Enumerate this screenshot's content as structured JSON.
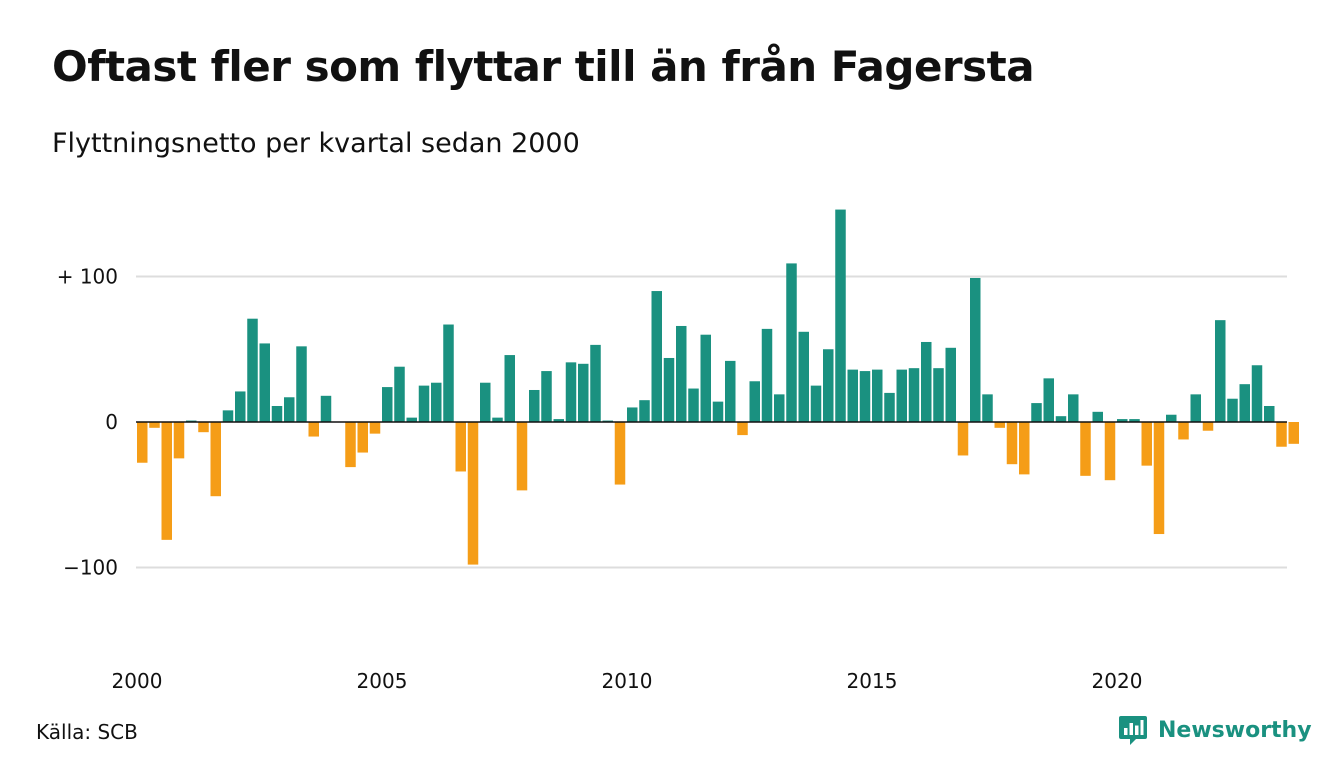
{
  "header": {
    "title": "Oftast fler som flyttar till än från Fagersta",
    "subtitle": "Flyttningsnetto per kvartal sedan 2000"
  },
  "footer": {
    "source": "Källa: SCB",
    "brand": "Newsworthy",
    "brand_icon": "newsworthy-logo-icon"
  },
  "colors": {
    "positive": "#1a9180",
    "negative": "#f59d17",
    "grid": "#dddddd",
    "zero_line": "#111111",
    "brand": "#1a9180"
  },
  "chart_data": {
    "type": "bar",
    "title": "Oftast fler som flyttar till än från Fagersta",
    "subtitle": "Flyttningsnetto per kvartal sedan 2000",
    "xlabel": "",
    "ylabel": "",
    "ylim": [
      -150,
      150
    ],
    "y_ticks": [
      {
        "value": 100,
        "label": "+ 100"
      },
      {
        "value": 0,
        "label": "0"
      },
      {
        "value": -100,
        "label": "−100"
      }
    ],
    "x_ticks": [
      {
        "value": 2000,
        "label": "2000"
      },
      {
        "value": 2005,
        "label": "2005"
      },
      {
        "value": 2010,
        "label": "2010"
      },
      {
        "value": 2015,
        "label": "2015"
      },
      {
        "value": 2020,
        "label": "2020"
      }
    ],
    "x_start": 2000,
    "grid": true,
    "legend": "none",
    "values": [
      -28,
      -4,
      -81,
      -25,
      1,
      -7,
      -51,
      8,
      21,
      71,
      54,
      11,
      17,
      52,
      -10,
      18,
      0,
      -31,
      -21,
      -8,
      24,
      38,
      3,
      25,
      27,
      67,
      -34,
      -98,
      27,
      3,
      46,
      -47,
      22,
      35,
      2,
      41,
      40,
      53,
      1,
      -43,
      10,
      15,
      90,
      44,
      66,
      23,
      60,
      14,
      42,
      -9,
      28,
      64,
      19,
      109,
      62,
      25,
      50,
      146,
      36,
      35,
      36,
      20,
      36,
      37,
      55,
      37,
      51,
      -23,
      99,
      19,
      -4,
      -29,
      -36,
      13,
      30,
      4,
      19,
      -37,
      7,
      -40,
      2,
      2,
      -30,
      -77,
      5,
      -12,
      19,
      -6,
      70,
      16,
      26,
      39,
      11,
      -17,
      -15
    ]
  }
}
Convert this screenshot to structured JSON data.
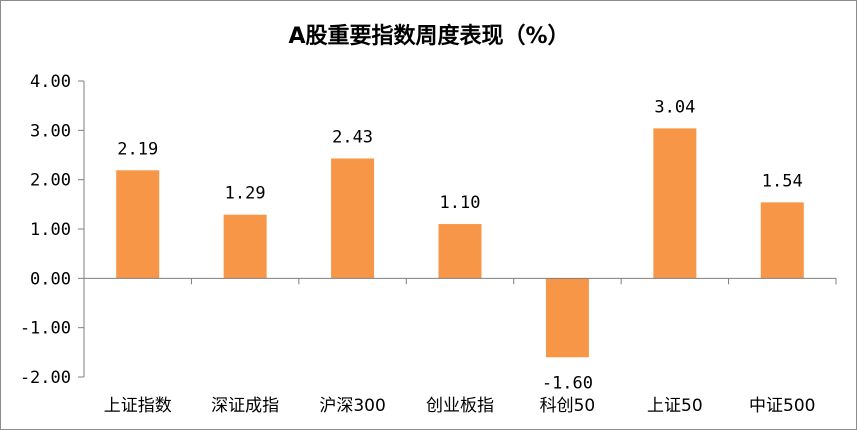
{
  "chart_data": {
    "type": "bar",
    "title": "A股重要指数周度表现（%）",
    "categories": [
      "上证指数",
      "深证成指",
      "沪深300",
      "创业板指",
      "科创50",
      "上证50",
      "中证500"
    ],
    "values": [
      2.19,
      1.29,
      2.43,
      1.1,
      -1.6,
      3.04,
      1.54
    ],
    "data_labels": [
      "2.19",
      "1.29",
      "2.43",
      "1.10",
      "-1.60",
      "3.04",
      "1.54"
    ],
    "y_ticks": [
      "4.00",
      "3.00",
      "2.00",
      "1.00",
      "0.00",
      "-1.00",
      "-2.00"
    ],
    "y_tick_values": [
      4,
      3,
      2,
      1,
      0,
      -1,
      -2
    ],
    "ylim": [
      -2,
      4
    ],
    "grid": false,
    "legend": "none",
    "bar_color": "#F79646",
    "axis_color": "#7f7f7f"
  }
}
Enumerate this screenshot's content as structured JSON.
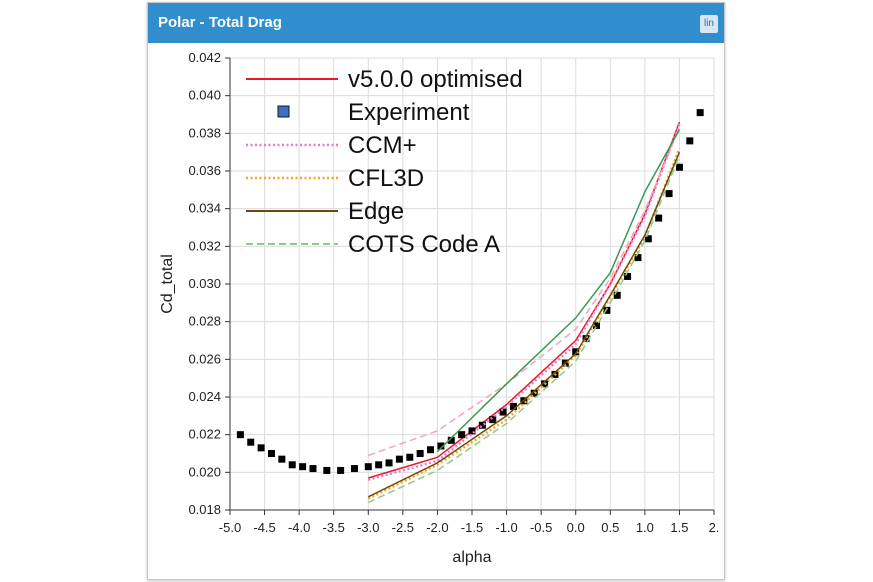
{
  "panel": {
    "title": "Polar - Total Drag",
    "scale_button": "lin",
    "title_color": "#2f8ecb"
  },
  "chart_data": {
    "type": "line",
    "title": "Polar - Total Drag",
    "xlabel": "alpha",
    "ylabel": "Cd_total",
    "xlim": [
      -5.0,
      2.0
    ],
    "ylim": [
      0.018,
      0.042
    ],
    "xticks": [
      "-5.0",
      "-4.5",
      "-4.0",
      "-3.5",
      "-3.0",
      "-2.5",
      "-2.0",
      "-1.5",
      "-1.0",
      "-0.5",
      "0.0",
      "0.5",
      "1.0",
      "1.5",
      "2."
    ],
    "yticks": [
      "0.018",
      "0.020",
      "0.022",
      "0.024",
      "0.026",
      "0.028",
      "0.030",
      "0.032",
      "0.034",
      "0.036",
      "0.038",
      "0.040",
      "0.042"
    ],
    "grid": true,
    "legend_position": "top-left",
    "series": [
      {
        "name": "v5.0.0 optimised",
        "style": "solid",
        "color": "#e8192c",
        "marker": "none",
        "x": [
          -3.0,
          -2.0,
          -1.0,
          0.0,
          0.5,
          1.0,
          1.5
        ],
        "y": [
          0.0197,
          0.0208,
          0.0236,
          0.027,
          0.03,
          0.0337,
          0.0386
        ]
      },
      {
        "name": "Experiment",
        "style": "none",
        "color": "#000000",
        "marker": "square",
        "legend_color": "#3a6fc4",
        "x": [
          -4.85,
          -4.7,
          -4.55,
          -4.4,
          -4.25,
          -4.1,
          -3.95,
          -3.8,
          -3.6,
          -3.4,
          -3.2,
          -3.0,
          -2.85,
          -2.7,
          -2.55,
          -2.4,
          -2.25,
          -2.1,
          -1.95,
          -1.8,
          -1.65,
          -1.5,
          -1.35,
          -1.2,
          -1.05,
          -0.9,
          -0.75,
          -0.6,
          -0.45,
          -0.3,
          -0.15,
          0.0,
          0.15,
          0.3,
          0.45,
          0.6,
          0.75,
          0.9,
          1.05,
          1.2,
          1.35,
          1.5,
          1.65,
          1.8
        ],
        "y": [
          0.022,
          0.0216,
          0.0213,
          0.021,
          0.0207,
          0.0204,
          0.0203,
          0.0202,
          0.0201,
          0.0201,
          0.0202,
          0.0203,
          0.0204,
          0.0205,
          0.0207,
          0.0208,
          0.021,
          0.0212,
          0.0214,
          0.0217,
          0.022,
          0.0222,
          0.0225,
          0.0228,
          0.0232,
          0.0235,
          0.0238,
          0.0242,
          0.0247,
          0.0252,
          0.0258,
          0.0264,
          0.0271,
          0.0278,
          0.0286,
          0.0294,
          0.0304,
          0.0314,
          0.0324,
          0.0335,
          0.0348,
          0.0362,
          0.0376,
          0.0391
        ]
      },
      {
        "name": "CCM+",
        "style": "dotted",
        "color": "#e67fc8",
        "marker": "none",
        "x": [
          -3.0,
          -2.0,
          -1.0,
          0.0,
          0.5,
          1.0,
          1.5
        ],
        "y": [
          0.0196,
          0.0206,
          0.0235,
          0.0268,
          0.03,
          0.0336,
          0.0385
        ]
      },
      {
        "name": "CFL3D",
        "style": "dotted",
        "color": "#f5a623",
        "marker": "none",
        "x": [
          -3.0,
          -2.0,
          -1.0,
          0.0,
          0.5,
          1.0,
          1.5
        ],
        "y": [
          0.0186,
          0.0204,
          0.0228,
          0.0262,
          0.0293,
          0.0325,
          0.0372
        ]
      },
      {
        "name": "Edge",
        "style": "solid",
        "color": "#6b4a12",
        "marker": "none",
        "x": [
          -3.0,
          -2.0,
          -1.0,
          0.0,
          0.5,
          1.0,
          1.5
        ],
        "y": [
          0.0187,
          0.0205,
          0.023,
          0.0263,
          0.0294,
          0.0326,
          0.037
        ]
      },
      {
        "name": "COTS Code A",
        "style": "dashed",
        "color": "#8fc98a",
        "marker": "none",
        "x": [
          -3.0,
          -2.0,
          -1.0,
          0.0,
          0.5,
          1.0,
          1.5
        ],
        "y": [
          0.0184,
          0.0201,
          0.0226,
          0.0259,
          0.029,
          0.0323,
          0.0368
        ]
      },
      {
        "name": "",
        "style": "dashed",
        "color": "#f2a3c2",
        "marker": "none",
        "in_legend": false,
        "x": [
          -3.0,
          -2.0,
          -1.0,
          0.0,
          0.5,
          1.0,
          1.5
        ],
        "y": [
          0.0209,
          0.0222,
          0.0247,
          0.0276,
          0.0303,
          0.0339,
          0.0383
        ]
      },
      {
        "name": "",
        "style": "solid",
        "color": "#3a9a55",
        "marker": "none",
        "in_legend": false,
        "x": [
          -2.0,
          -1.0,
          0.0,
          0.5,
          1.0,
          1.5
        ],
        "y": [
          0.0211,
          0.0247,
          0.0282,
          0.0306,
          0.0349,
          0.0382
        ]
      }
    ]
  }
}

++++++++

## Aim of the task
Search the data for the string "grid". List each line that has it.

## The reply
    "grid": "#dddddd",
    "grid": true,
    "grid": false,
    "grid": true,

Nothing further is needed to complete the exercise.